Requirement → Omit the pictures, then write out every entry exactly as it reads.

Task material →

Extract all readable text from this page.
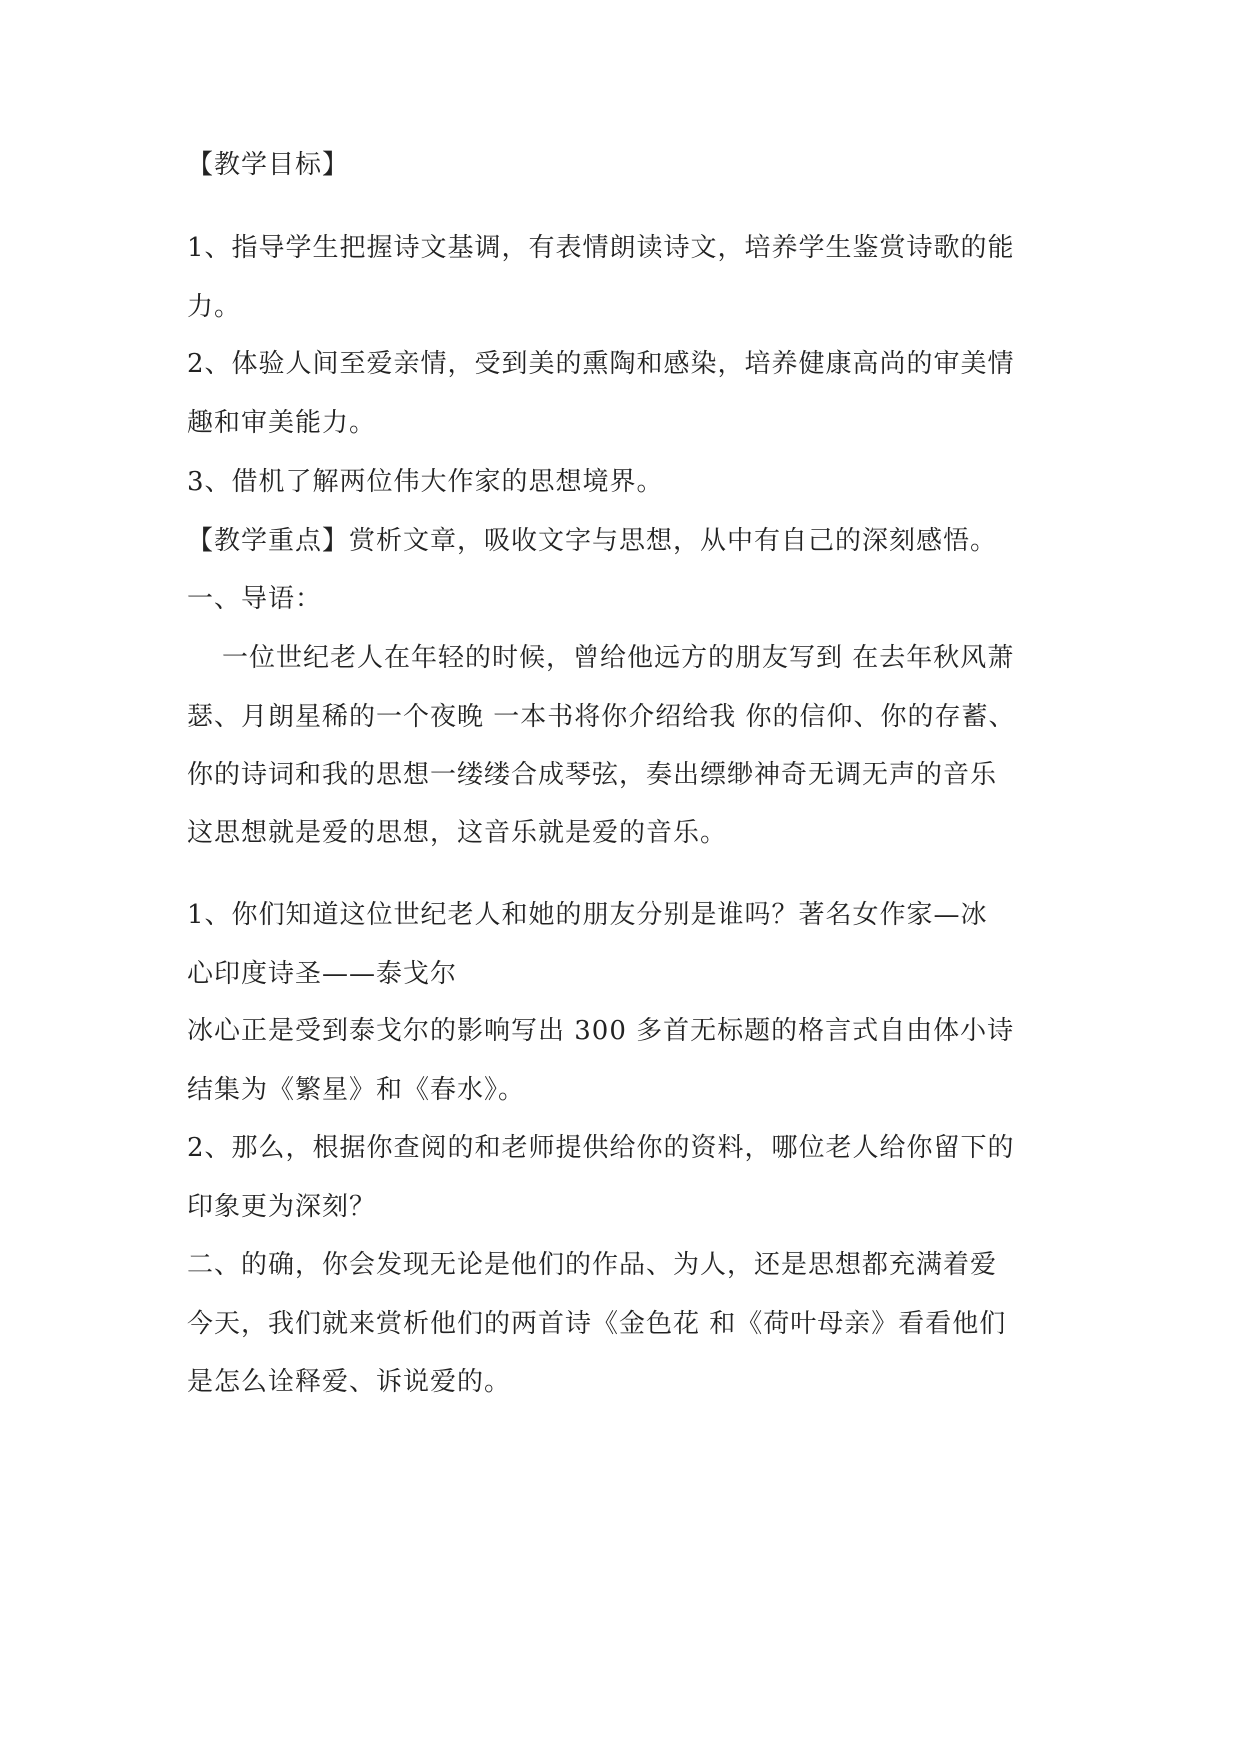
【教学目标】
1、指导学生把握诗文基调，有表情朗读诗文，培养学生鉴赏诗歌的能
力。
2、体验人间至爱亲情，受到美的熏陶和感染，培养健康高尚的审美情
趣和审美能力。
3、借机了解两位伟大作家的思想境界。
【教学重点】赏析文章，吸收文字与思想，从中有自己的深刻感悟。
一、导语：
一位世纪老人在年轻的时候，曾给他远方的朋友写到 在去年秋风萧
瑟、月朗星稀的一个夜晚 一本书将你介绍给我 你的信仰、你的存蓄、
你的诗词和我的思想一缕缕合成琴弦，奏出缥缈神奇无调无声的音乐
这思想就是爱的思想，这音乐就是爱的音乐。
1、你们知道这位世纪老人和她的朋友分别是谁吗？著名女作家—冰
心印度诗圣——泰戈尔
冰心正是受到泰戈尔的影响写出 300 多首无标题的格言式自由体小诗
结集为《繁星》和《春水》。
2、那么，根据你查阅的和老师提供给你的资料，哪位老人给你留下的
印象更为深刻？
二、的确，你会发现无论是他们的作品、为人，还是思想都充满着爱
今天，我们就来赏析他们的两首诗《金色花 和《荷叶母亲》看看他们
是怎么诠释爱、诉说爱的。
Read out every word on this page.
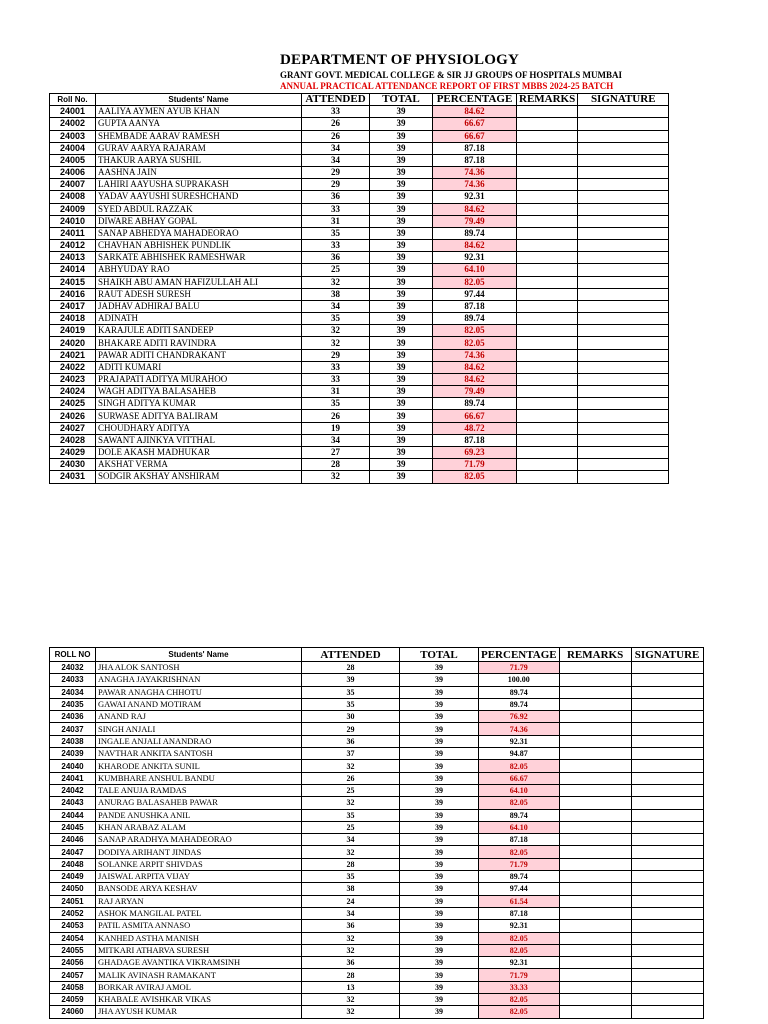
DEPARTMENT OF PHYSIOLOGY
GRANT GOVT. MEDICAL COLLEGE & SIR JJ GROUPS OF HOSPITALS MUMBAI
ANNUAL PRACTICAL ATTENDANCE REPORT OF FIRST MBBS 2024-25 BATCH
Roll No.	Students' Name	ATTENDED	TOTAL	PERCENTAGE	REMARKS	SIGNATURE
24001	AALIYA AYMEN AYUB KHAN	33	39	84.62		
24002	GUPTA AANYA	26	39	66.67		
24003	SHEMBADE AARAV RAMESH	26	39	66.67		
24004	GURAV AARYA RAJARAM	34	39	87.18		
24005	THAKUR AARYA SUSHIL	34	39	87.18		
24006	AASHNA JAIN	29	39	74.36		
24007	LAHIRI AAYUSHA SUPRAKASH	29	39	74.36		
24008	YADAV AAYUSHI SURESHCHAND	36	39	92.31		
24009	SYED ABDUL RAZZAK	33	39	84.62		
24010	DIWARE ABHAY GOPAL	31	39	79.49		
24011	SANAP ABHEDYA MAHADEORAO	35	39	89.74		
24012	CHAVHAN ABHISHEK PUNDLIK	33	39	84.62		
24013	SARKATE ABHISHEK RAMESHWAR	36	39	92.31		
24014	ABHYUDAY RAO	25	39	64.10		
24015	SHAIKH ABU AMAN HAFIZULLAH ALI	32	39	82.05		
24016	RAUT ADESH SURESH	38	39	97.44		
24017	JADHAV ADHIRAJ BALU	34	39	87.18		
24018	ADINATH	35	39	89.74		
24019	KARAJULE ADITI SANDEEP	32	39	82.05		
24020	BHAKARE ADITI RAVINDRA	32	39	82.05		
24021	PAWAR ADITI CHANDRAKANT	29	39	74.36		
24022	ADITI KUMARI	33	39	84.62		
24023	PRAJAPATI ADITYA MURAHOO	33	39	84.62		
24024	WAGH ADITYA BALASAHEB	31	39	79.49		
24025	SINGH ADITYA KUMAR	35	39	89.74		
24026	SURWASE ADITYA BALIRAM	26	39	66.67		
24027	CHOUDHARY ADITYA	19	39	48.72		
24028	SAWANT AJINKYA VITTHAL	34	39	87.18		
24029	DOLE AKASH MADHUKAR	27	39	69.23		
24030	AKSHAT VERMA	28	39	71.79		
24031	SODGIR AKSHAY ANSHIRAM	32	39	82.05		
ROLL NO	Students' Name	ATTENDED	TOTAL	PERCENTAGE	REMARKS	SIGNATURE
24032	JHA ALOK SANTOSH	28	39	71.79		
24033	ANAGHA JAYAKRISHNAN	39	39	100.00		
24034	PAWAR ANAGHA CHHOTU	35	39	89.74		
24035	GAWAI ANAND MOTIRAM	35	39	89.74		
24036	ANAND RAJ	30	39	76.92		
24037	SINGH ANJALI	29	39	74.36		
24038	INGALE ANJALI ANANDRAO	36	39	92.31		
24039	NAVTHAR ANKITA SANTOSH	37	39	94.87		
24040	KHARODE ANKITA SUNIL	32	39	82.05		
24041	KUMBHARE ANSHUL BANDU	26	39	66.67		
24042	TALE ANUJA RAMDAS	25	39	64.10		
24043	ANURAG BALASAHEB PAWAR	32	39	82.05		
24044	PANDE ANUSHKA ANIL	35	39	89.74		
24045	KHAN ARABAZ ALAM	25	39	64.10		
24046	SANAP ARADHYA MAHADEORAO	34	39	87.18		
24047	DODIYA ARIHANT JINDAS	32	39	82.05		
24048	SOLANKE ARPIT SHIVDAS	28	39	71.79		
24049	JAISWAL ARPITA VIJAY	35	39	89.74		
24050	BANSODE ARYA KESHAV	38	39	97.44		
24051	RAJ ARYAN	24	39	61.54		
24052	ASHOK MANGILAL PATEL	34	39	87.18		
24053	PATIL ASMITA ANNASO	36	39	92.31		
24054	KANHED ASTHA MANISH	32	39	82.05		
24055	MITKARI ATHARVA SURESH	32	39	82.05		
24056	GHADAGE AVANTIKA VIKRAMSINH	36	39	92.31		
24057	MALIK AVINASH RAMAKANT	28	39	71.79		
24058	BORKAR AVIRAJ AMOL	13	39	33.33		
24059	KHABALE AVISHKAR VIKAS	32	39	82.05		
24060	JHA AYUSH KUMAR	32	39	82.05		
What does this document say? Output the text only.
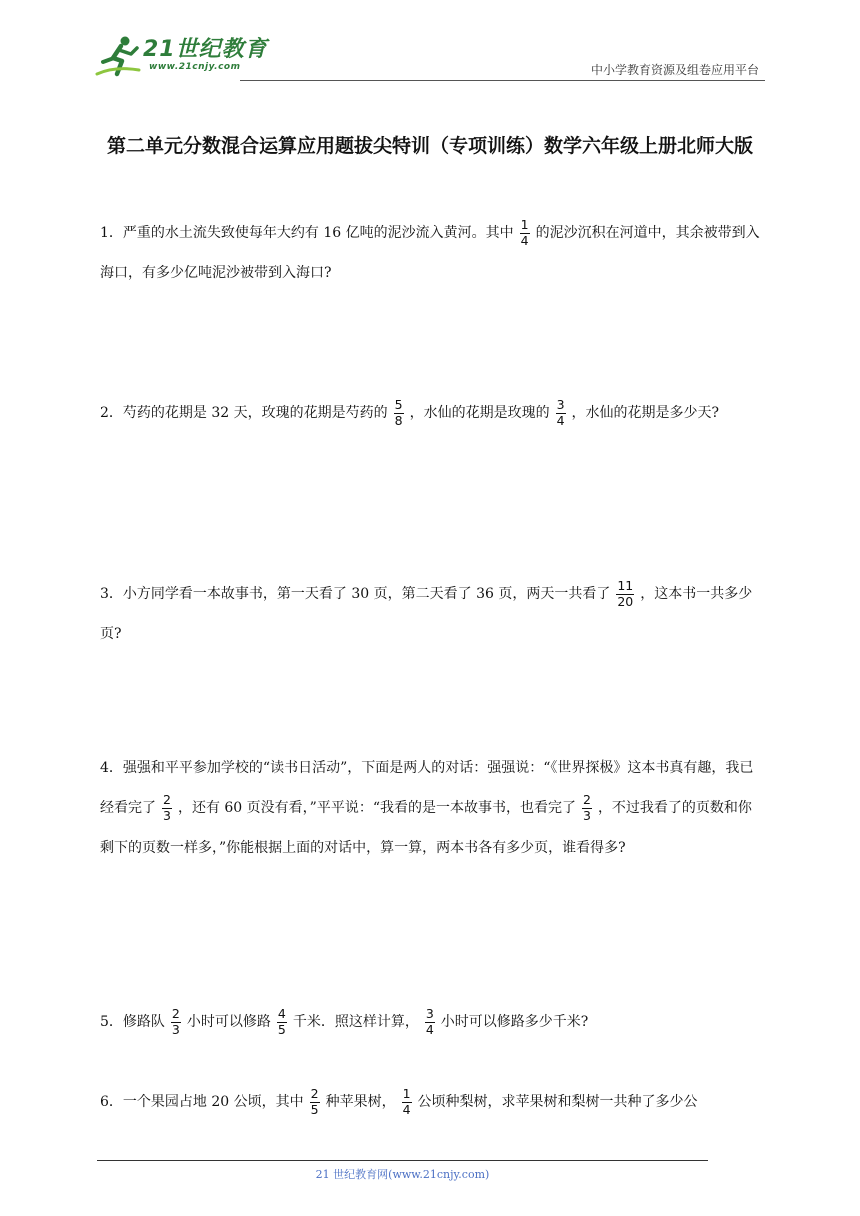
21世纪教育
www.21cnjy.com	中小学教育资源及组卷应用平台
第二单元分数混合运算应用题拔尖特训（专项训练）数学六年级上册北师大版
1．严重的水土流失致使每年大约有 16 亿吨的泥沙流入黄河。其中 $\frac{1}{4}$ 的泥沙沉积在河道中，其余被带到入海口，有多少亿吨泥沙被带到入海口?
2．芍药的花期是 32 天，玫瑰的花期是芍药的 $\frac{5}{8}$ ，水仙的花期是玫瑰的 $\frac{3}{4}$ ，水仙的花期是多少天?
3．小方同学看一本故事书，第一天看了 30 页，第二天看了 36 页，两天一共看了 $\frac{11}{20}$ ，这本书一共多少页?
4．强强和平平参加学校的“读书日活动”，下面是两人的对话：强强说：“《世界探极》这本书真有趣，我已经看完了 $\frac{2}{3}$ ，还有 60 页没有看，”平平说：“我看的是一本故事书，也看完了 $\frac{2}{3}$ ，不过我看了的页数和你剩下的页数一样多，”你能根据上面的对话中，算一算，两本书各有多少页，谁看得多?
5．修路队 $\frac{2}{3}$ 小时可以修路 $\frac{4}{5}$ 千米．照这样计算， $\frac{3}{4}$ 小时可以修路多少千米?
6．一个果园占地 20 公顷，其中 $\frac{2}{5}$ 种苹果树， $\frac{1}{4}$ 公顷种梨树，求苹果树和梨树一共种了多少公
21 世纪教育网(www.21cnjy.com)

Task result →
Extract all readable text from this page.
【教学目标】
1、指导学生把握诗文基调，有表情朗读诗文，培养学生鉴赏诗歌的能
力。
2、体验人间至爱亲情，受到美的熏陶和感染，培养健康高尚的审美情
趣和审美能力。
3、借机了解两位伟大作家的思想境界。
【教学重点】赏析文章，吸收文字与思想，从中有自己的深刻感悟。
一、导语：
一位世纪老人在年轻的时候，曾给他远方的朋友写到 在去年秋风萧
瑟、月朗星稀的一个夜晚 一本书将你介绍给我 你的信仰、你的存蓄、
你的诗词和我的思想一缕缕合成琴弦，奏出缥缈神奇无调无声的音乐
这思想就是爱的思想，这音乐就是爱的音乐。
1、你们知道这位世纪老人和她的朋友分别是谁吗？著名女作家—冰
心印度诗圣——泰戈尔
冰心正是受到泰戈尔的影响写出 300 多首无标题的格言式自由体小诗
结集为《繁星》和《春水》。
2、那么，根据你查阅的和老师提供给你的资料，哪位老人给你留下的
印象更为深刻？
二、的确，你会发现无论是他们的作品、为人，还是思想都充满着爱
今天，我们就来赏析他们的两首诗《金色花 和《荷叶母亲》看看他们
是怎么诠释爱、诉说爱的。
Read out every word on this page.
DEPARTMENT OF PHYSIOLOGY
GRANT GOVT. MEDICAL COLLEGE & SIR JJ GROUPS OF HOSPITALS MUMBAI
ANNUAL PRACTICAL ATTENDANCE REPORT OF FIRST MBBS 2024-25 BATCH
Roll No.	Students' Name	ATTENDED	TOTAL	PERCENTAGE	REMARKS	SIGNATURE
24001	AALIYA AYMEN AYUB KHAN	33	39	84.62		
24002	GUPTA AANYA	26	39	66.67		
24003	SHEMBADE AARAV RAMESH	26	39	66.67		
24004	GURAV AARYA RAJARAM	34	39	87.18		
24005	THAKUR AARYA SUSHIL	34	39	87.18		
24006	AASHNA JAIN	29	39	74.36		
24007	LAHIRI AAYUSHA SUPRAKASH	29	39	74.36		
24008	YADAV AAYUSHI SURESHCHAND	36	39	92.31		
24009	SYED ABDUL RAZZAK	33	39	84.62		
24010	DIWARE ABHAY GOPAL	31	39	79.49		
24011	SANAP ABHEDYA MAHADEORAO	35	39	89.74		
24012	CHAVHAN ABHISHEK PUNDLIK	33	39	84.62		
24013	SARKATE ABHISHEK RAMESHWAR	36	39	92.31		
24014	ABHYUDAY RAO	25	39	64.10		
24015	SHAIKH ABU AMAN HAFIZULLAH ALI	32	39	82.05		
24016	RAUT ADESH SURESH	38	39	97.44		
24017	JADHAV ADHIRAJ BALU	34	39	87.18		
24018	ADINATH	35	39	89.74		
24019	KARAJULE ADITI SANDEEP	32	39	82.05		
24020	BHAKARE ADITI RAVINDRA	32	39	82.05		
24021	PAWAR ADITI CHANDRAKANT	29	39	74.36		
24022	ADITI KUMARI	33	39	84.62		
24023	PRAJAPATI ADITYA MURAHOO	33	39	84.62		
24024	WAGH ADITYA BALASAHEB	31	39	79.49		
24025	SINGH ADITYA KUMAR	35	39	89.74		
24026	SURWASE ADITYA BALIRAM	26	39	66.67		
24027	CHOUDHARY ADITYA	19	39	48.72		
24028	SAWANT AJINKYA VITTHAL	34	39	87.18		
24029	DOLE AKASH MADHUKAR	27	39	69.23		
24030	AKSHAT VERMA	28	39	71.79		
24031	SODGIR AKSHAY ANSHIRAM	32	39	82.05		
ROLL NO	Students' Name	ATTENDED	TOTAL	PERCENTAGE	REMARKS	SIGNATURE
24032	JHA ALOK SANTOSH	28	39	71.79		
24033	ANAGHA JAYAKRISHNAN	39	39	100.00		
24034	PAWAR ANAGHA CHHOTU	35	39	89.74		
24035	GAWAI ANAND MOTIRAM	35	39	89.74		
24036	ANAND RAJ	30	39	76.92		
24037	SINGH ANJALI	29	39	74.36		
24038	INGALE ANJALI ANANDRAO	36	39	92.31		
24039	NAVTHAR ANKITA SANTOSH	37	39	94.87		
24040	KHARODE ANKITA SUNIL	32	39	82.05		
24041	KUMBHARE ANSHUL BANDU	26	39	66.67		
24042	TALE ANUJA RAMDAS	25	39	64.10		
24043	ANURAG BALASAHEB PAWAR	32	39	82.05		
24044	PANDE ANUSHKA ANIL	35	39	89.74		
24045	KHAN ARABAZ ALAM	25	39	64.10		
24046	SANAP ARADHYA MAHADEORAO	34	39	87.18		
24047	DODIYA ARIHANT JINDAS	32	39	82.05		
24048	SOLANKE ARPIT SHIVDAS	28	39	71.79		
24049	JAISWAL ARPITA VIJAY	35	39	89.74		
24050	BANSODE ARYA KESHAV	38	39	97.44		
24051	RAJ ARYAN	24	39	61.54		
24052	ASHOK MANGILAL PATEL	34	39	87.18		
24053	PATIL ASMITA ANNASO	36	39	92.31		
24054	KANHED ASTHA MANISH	32	39	82.05		
24055	MITKARI ATHARVA SURESH	32	39	82.05		
24056	GHADAGE AVANTIKA VIKRAMSINH	36	39	92.31		
24057	MALIK AVINASH RAMAKANT	28	39	71.79		
24058	BORKAR AVIRAJ AMOL	13	39	33.33		
24059	KHABALE AVISHKAR VIKAS	32	39	82.05		
24060	JHA AYUSH KUMAR	32	39	82.05		
What does this document say? Output the text only.
21世纪教育
www.21cnjy.com	中小学教育资源及组卷应用平台
第二单元分数混合运算应用题拔尖特训（专项训练）数学六年级上册北师大版
1．严重的水土流失致使每年大约有 16 亿吨的泥沙流入黄河。其中 $\frac{1}{4}$ 的泥沙沉积在河道中，其余被带到入海口，有多少亿吨泥沙被带到入海口?
2．芍药的花期是 32 天，玫瑰的花期是芍药的 $\frac{5}{8}$ ，水仙的花期是玫瑰的 $\frac{3}{4}$ ，水仙的花期是多少天?
3．小方同学看一本故事书，第一天看了 30 页，第二天看了 36 页，两天一共看了 $\frac{11}{20}$ ，这本书一共多少页?
4．强强和平平参加学校的“读书日活动”，下面是两人的对话：强强说：“《世界探极》这本书真有趣，我已经看完了 $\frac{2}{3}$ ，还有 60 页没有看，”平平说：“我看的是一本故事书，也看完了 $\frac{2}{3}$ ，不过我看了的页数和你剩下的页数一样多，”你能根据上面的对话中，算一算，两本书各有多少页，谁看得多?
5．修路队 $\frac{2}{3}$ 小时可以修路 $\frac{4}{5}$ 千米．照这样计算， $\frac{3}{4}$ 小时可以修路多少千米?
6．一个果园占地 20 公顷，其中 $\frac{2}{5}$ 种苹果树， $\frac{1}{4}$ 公顷种梨树，求苹果树和梨树一共种了多少公
21 世纪教育网(www.21cnjy.com)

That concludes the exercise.